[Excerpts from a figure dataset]
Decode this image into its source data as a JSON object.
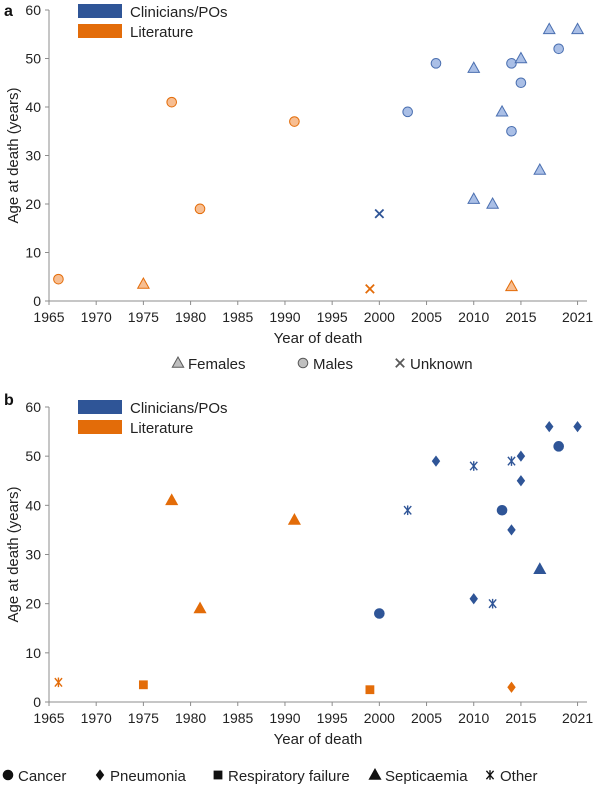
{
  "colors": {
    "clinicians": "#2f5597",
    "literature": "#e36c09",
    "clinicians_light_fill": "#aabfe6",
    "clinicians_light_stroke": "#4a6fb0",
    "literature_light_fill": "#f7be92",
    "literature_light_stroke": "#e36c09",
    "legend_gray_fill": "#bfbfbf",
    "legend_gray_stroke": "#595959"
  },
  "chart_data": [
    {
      "panel": "a",
      "type": "scatter",
      "xlabel": "Year of death",
      "ylabel": "Age at death (years)",
      "xlim": [
        1965,
        2022
      ],
      "ylim": [
        0,
        60
      ],
      "x_ticks": [
        "1965",
        "1970",
        "1975",
        "1980",
        "1985",
        "1990",
        "1995",
        "2000",
        "2005",
        "2010",
        "2015",
        "2021"
      ],
      "y_ticks": [
        "0",
        "10",
        "20",
        "30",
        "40",
        "50",
        "60"
      ],
      "source_legend": [
        "Clinicians/POs",
        "Literature"
      ],
      "marker_legend": [
        "Females",
        "Males",
        "Unknown"
      ],
      "legend_position": "top-left",
      "points": [
        {
          "x": 1966,
          "y": 4.5,
          "source": "Literature",
          "marker": "Males"
        },
        {
          "x": 1975,
          "y": 3.5,
          "source": "Literature",
          "marker": "Females"
        },
        {
          "x": 1978,
          "y": 41,
          "source": "Literature",
          "marker": "Males"
        },
        {
          "x": 1981,
          "y": 19,
          "source": "Literature",
          "marker": "Males"
        },
        {
          "x": 1991,
          "y": 37,
          "source": "Literature",
          "marker": "Males"
        },
        {
          "x": 1999,
          "y": 2.5,
          "source": "Literature",
          "marker": "Unknown"
        },
        {
          "x": 2000,
          "y": 18,
          "source": "Clinicians/POs",
          "marker": "Unknown"
        },
        {
          "x": 2003,
          "y": 39,
          "source": "Clinicians/POs",
          "marker": "Males"
        },
        {
          "x": 2006,
          "y": 49,
          "source": "Clinicians/POs",
          "marker": "Males"
        },
        {
          "x": 2010,
          "y": 48,
          "source": "Clinicians/POs",
          "marker": "Females"
        },
        {
          "x": 2010,
          "y": 21,
          "source": "Clinicians/POs",
          "marker": "Females"
        },
        {
          "x": 2012,
          "y": 20,
          "source": "Clinicians/POs",
          "marker": "Females"
        },
        {
          "x": 2013,
          "y": 39,
          "source": "Clinicians/POs",
          "marker": "Females"
        },
        {
          "x": 2014,
          "y": 49,
          "source": "Clinicians/POs",
          "marker": "Males"
        },
        {
          "x": 2014,
          "y": 35,
          "source": "Clinicians/POs",
          "marker": "Males"
        },
        {
          "x": 2014,
          "y": 3,
          "source": "Literature",
          "marker": "Females"
        },
        {
          "x": 2015,
          "y": 50,
          "source": "Clinicians/POs",
          "marker": "Females"
        },
        {
          "x": 2015,
          "y": 45,
          "source": "Clinicians/POs",
          "marker": "Males"
        },
        {
          "x": 2017,
          "y": 27,
          "source": "Clinicians/POs",
          "marker": "Females"
        },
        {
          "x": 2018,
          "y": 56,
          "source": "Clinicians/POs",
          "marker": "Females"
        },
        {
          "x": 2019,
          "y": 52,
          "source": "Clinicians/POs",
          "marker": "Males"
        },
        {
          "x": 2021,
          "y": 56,
          "source": "Clinicians/POs",
          "marker": "Females"
        }
      ]
    },
    {
      "panel": "b",
      "type": "scatter",
      "xlabel": "Year of death",
      "ylabel": "Age at death (years)",
      "xlim": [
        1965,
        2022
      ],
      "ylim": [
        0,
        60
      ],
      "x_ticks": [
        "1965",
        "1970",
        "1975",
        "1980",
        "1985",
        "1990",
        "1995",
        "2000",
        "2005",
        "2010",
        "2015",
        "2021"
      ],
      "y_ticks": [
        "0",
        "10",
        "20",
        "30",
        "40",
        "50",
        "60"
      ],
      "source_legend": [
        "Clinicians/POs",
        "Literature"
      ],
      "marker_legend": [
        "Cancer",
        "Pneumonia",
        "Respiratory failure",
        "Septicaemia",
        "Other"
      ],
      "legend_position": "top-left",
      "points": [
        {
          "x": 1966,
          "y": 4,
          "source": "Literature",
          "marker": "Other"
        },
        {
          "x": 1975,
          "y": 3.5,
          "source": "Literature",
          "marker": "Respiratory failure"
        },
        {
          "x": 1978,
          "y": 41,
          "source": "Literature",
          "marker": "Septicaemia"
        },
        {
          "x": 1981,
          "y": 19,
          "source": "Literature",
          "marker": "Septicaemia"
        },
        {
          "x": 1991,
          "y": 37,
          "source": "Literature",
          "marker": "Septicaemia"
        },
        {
          "x": 1999,
          "y": 2.5,
          "source": "Literature",
          "marker": "Respiratory failure"
        },
        {
          "x": 2000,
          "y": 18,
          "source": "Clinicians/POs",
          "marker": "Cancer"
        },
        {
          "x": 2003,
          "y": 39,
          "source": "Clinicians/POs",
          "marker": "Other"
        },
        {
          "x": 2006,
          "y": 49,
          "source": "Clinicians/POs",
          "marker": "Pneumonia"
        },
        {
          "x": 2010,
          "y": 48,
          "source": "Clinicians/POs",
          "marker": "Other"
        },
        {
          "x": 2010,
          "y": 21,
          "source": "Clinicians/POs",
          "marker": "Pneumonia"
        },
        {
          "x": 2012,
          "y": 20,
          "source": "Clinicians/POs",
          "marker": "Other"
        },
        {
          "x": 2013,
          "y": 39,
          "source": "Clinicians/POs",
          "marker": "Cancer"
        },
        {
          "x": 2014,
          "y": 49,
          "source": "Clinicians/POs",
          "marker": "Other"
        },
        {
          "x": 2014,
          "y": 35,
          "source": "Clinicians/POs",
          "marker": "Pneumonia"
        },
        {
          "x": 2014,
          "y": 3,
          "source": "Literature",
          "marker": "Pneumonia"
        },
        {
          "x": 2015,
          "y": 50,
          "source": "Clinicians/POs",
          "marker": "Pneumonia"
        },
        {
          "x": 2015,
          "y": 45,
          "source": "Clinicians/POs",
          "marker": "Pneumonia"
        },
        {
          "x": 2017,
          "y": 27,
          "source": "Clinicians/POs",
          "marker": "Septicaemia"
        },
        {
          "x": 2018,
          "y": 56,
          "source": "Clinicians/POs",
          "marker": "Pneumonia"
        },
        {
          "x": 2019,
          "y": 52,
          "source": "Clinicians/POs",
          "marker": "Cancer"
        },
        {
          "x": 2021,
          "y": 56,
          "source": "Clinicians/POs",
          "marker": "Pneumonia"
        }
      ]
    }
  ]
}
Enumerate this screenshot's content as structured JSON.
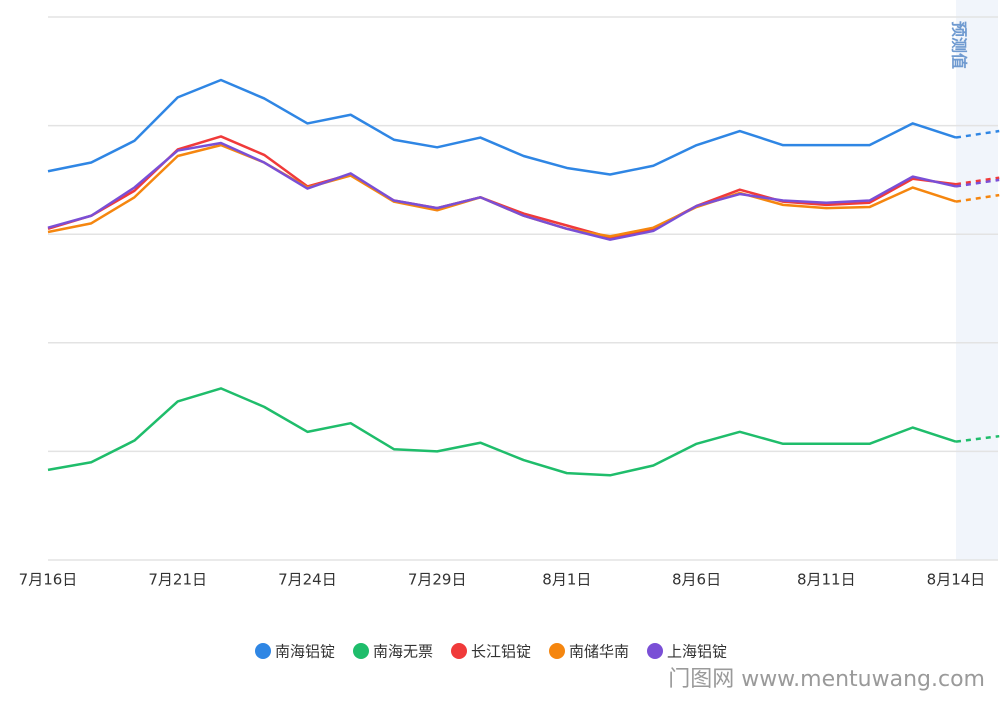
{
  "chart_data": {
    "type": "line",
    "categories": [
      "7月16日",
      null,
      null,
      "7月21日",
      null,
      null,
      "7月24日",
      null,
      null,
      "7月29日",
      null,
      null,
      "8月1日",
      null,
      null,
      "8月6日",
      null,
      null,
      "8月11日",
      null,
      null,
      "8月14日"
    ],
    "forecast_label": "预测值",
    "series": [
      {
        "name": "南海铝锭",
        "color": "#2f86e4",
        "values": [
          358,
          366,
          386,
          426,
          442,
          425,
          402,
          410,
          387,
          380,
          389,
          372,
          361,
          355,
          363,
          382,
          395,
          382,
          382,
          382,
          402,
          389
        ],
        "forecast": 395
      },
      {
        "name": "南海无票",
        "color": "#1fbd6b",
        "values": [
          83,
          90,
          110,
          146,
          158,
          141,
          118,
          126,
          102,
          100,
          108,
          92,
          80,
          78,
          87,
          107,
          118,
          107,
          107,
          107,
          122,
          109
        ],
        "forecast": 114
      },
      {
        "name": "长江铝锭",
        "color": "#f03a3a",
        "values": [
          305,
          317,
          340,
          378,
          390,
          373,
          344,
          355,
          331,
          324,
          334,
          319,
          308,
          297,
          305,
          326,
          341,
          330,
          327,
          329,
          351,
          346
        ],
        "forecast": 352
      },
      {
        "name": "南储华南",
        "color": "#f5860f",
        "values": [
          302,
          310,
          334,
          372,
          382,
          366,
          343,
          354,
          330,
          322,
          334,
          317,
          305,
          298,
          306,
          325,
          338,
          327,
          324,
          325,
          343,
          330
        ],
        "forecast": 336
      },
      {
        "name": "上海铝锭",
        "color": "#7a4fd6",
        "values": [
          306,
          317,
          343,
          377,
          384,
          366,
          342,
          356,
          331,
          324,
          334,
          317,
          305,
          295,
          303,
          326,
          337,
          331,
          329,
          331,
          353,
          344
        ],
        "forecast": 350
      }
    ],
    "ylim": [
      0,
      500
    ],
    "yticks": [
      0,
      100,
      200,
      300,
      400,
      500
    ],
    "show_ytick_labels": false,
    "grid": true,
    "legend": "bottom",
    "watermark": "门图网 www.mentuwang.com"
  }
}
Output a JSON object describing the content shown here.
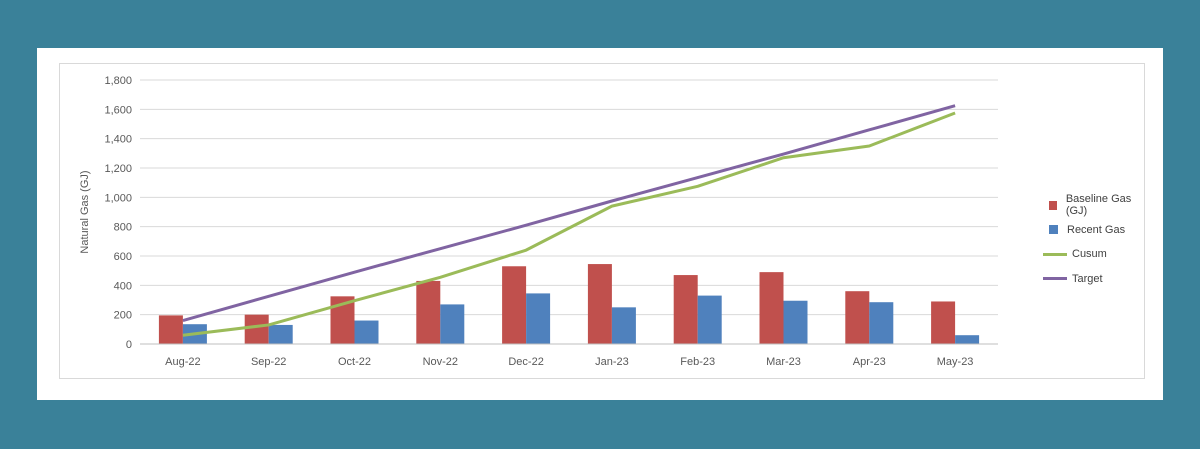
{
  "colors": {
    "background": "#3a8199",
    "baseline": "#c0504d",
    "recent": "#4f81bd",
    "cusum": "#9bbb59",
    "target": "#8064a2",
    "grid": "#d9d9d9",
    "axis_text": "#595959"
  },
  "chart_data": {
    "type": "bar",
    "title": "",
    "xlabel": "",
    "ylabel": "Natural Gas (GJ)",
    "ylim": [
      0,
      1800
    ],
    "yticks": [
      0,
      200,
      400,
      600,
      800,
      1000,
      1200,
      1400,
      1600,
      1800
    ],
    "ytick_labels": [
      "0",
      "200",
      "400",
      "600",
      "800",
      "1,000",
      "1,200",
      "1,400",
      "1,600",
      "1,800"
    ],
    "categories": [
      "Aug-22",
      "Sep-22",
      "Oct-22",
      "Nov-22",
      "Dec-22",
      "Jan-23",
      "Feb-23",
      "Mar-23",
      "Apr-23",
      "May-23"
    ],
    "grid": true,
    "legend_position": "right",
    "series": [
      {
        "name": "Baseline Gas (GJ)",
        "kind": "bar",
        "color": "#c0504d",
        "values": [
          195,
          200,
          325,
          430,
          530,
          545,
          470,
          490,
          360,
          290
        ]
      },
      {
        "name": "Recent Gas",
        "kind": "bar",
        "color": "#4f81bd",
        "values": [
          135,
          130,
          160,
          270,
          345,
          250,
          330,
          295,
          285,
          60
        ]
      },
      {
        "name": "Cusum",
        "kind": "line",
        "color": "#9bbb59",
        "values": [
          60,
          130,
          295,
          455,
          640,
          940,
          1075,
          1270,
          1350,
          1575
        ]
      },
      {
        "name": "Target",
        "kind": "line",
        "color": "#8064a2",
        "values": [
          160,
          325,
          490,
          650,
          810,
          975,
          1135,
          1295,
          1460,
          1625
        ]
      }
    ]
  }
}
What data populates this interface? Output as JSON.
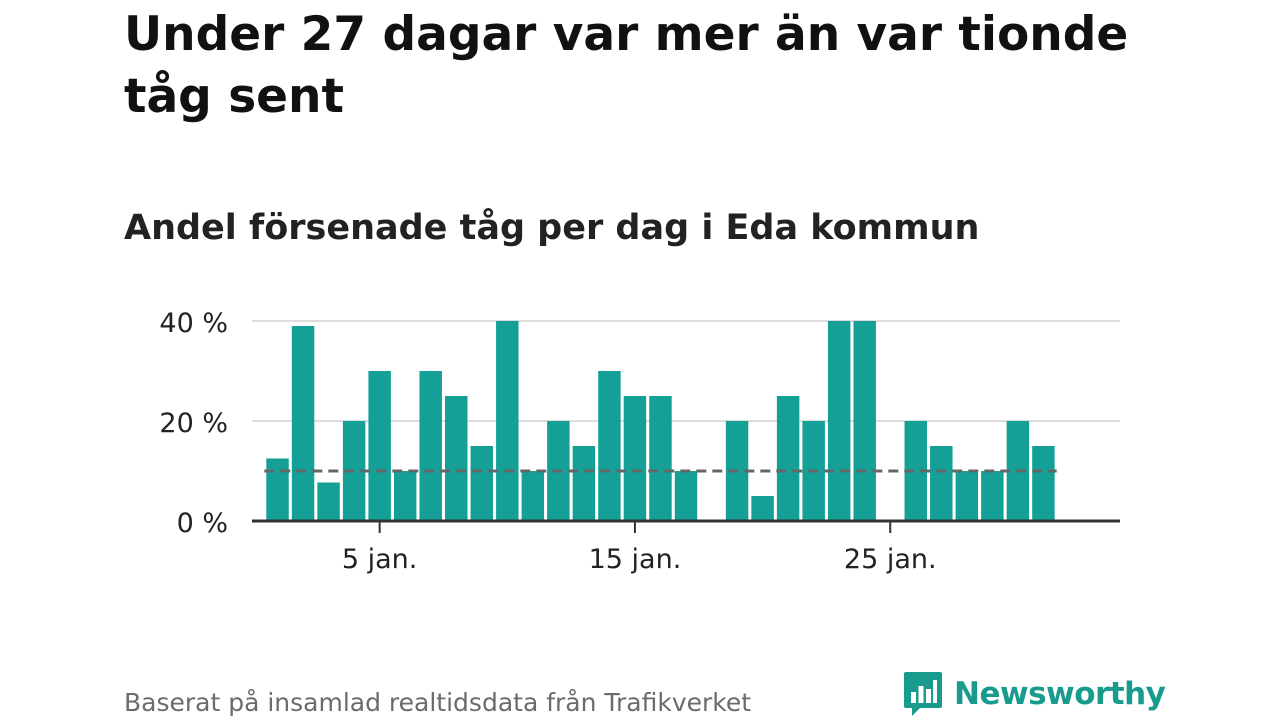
{
  "title": "Under 27 dagar var mer än var tionde tåg sent",
  "subtitle": "Andel försenade tåg per dag i Eda kommun",
  "source": "Baserat på insamlad realtidsdata från Trafikverket",
  "brand": {
    "name": "Newsworthy",
    "logo_icon": "bar-chart-speech-bubble-icon"
  },
  "colors": {
    "bar": "#14a097",
    "reference_line": "#666666",
    "grid": "#dddddd",
    "axis": "#333333",
    "brand": "#189b8c"
  },
  "chart_data": {
    "type": "bar",
    "x": [
      1,
      2,
      3,
      4,
      5,
      6,
      7,
      8,
      9,
      10,
      11,
      12,
      13,
      14,
      15,
      16,
      17,
      18,
      19,
      20,
      21,
      22,
      23,
      24,
      25,
      26,
      27,
      28,
      29,
      30,
      31
    ],
    "values": [
      12.5,
      39,
      7.7,
      20,
      30,
      10,
      30,
      25,
      15,
      40,
      10,
      20,
      15,
      30,
      25,
      25,
      10,
      null,
      20,
      5,
      25,
      20,
      40,
      40,
      null,
      20,
      15,
      10,
      10,
      20,
      15
    ],
    "reference_line": 10,
    "ylim": [
      0,
      40
    ],
    "yticks": [
      {
        "value": 0,
        "label": "0 %"
      },
      {
        "value": 20,
        "label": "20 %"
      },
      {
        "value": 40,
        "label": "40 %"
      }
    ],
    "xticks": [
      {
        "value": 5,
        "label": "5 jan."
      },
      {
        "value": 15,
        "label": "15 jan."
      },
      {
        "value": 25,
        "label": "25 jan."
      }
    ],
    "grid": true,
    "legend": "none"
  }
}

[GOAL OF THE EXERCISE]: Copy each line of the records that contains the word "object".

[REPLY]:
Decode this image into its source data as a JSON object.
Output a JSON object describing the content shown here.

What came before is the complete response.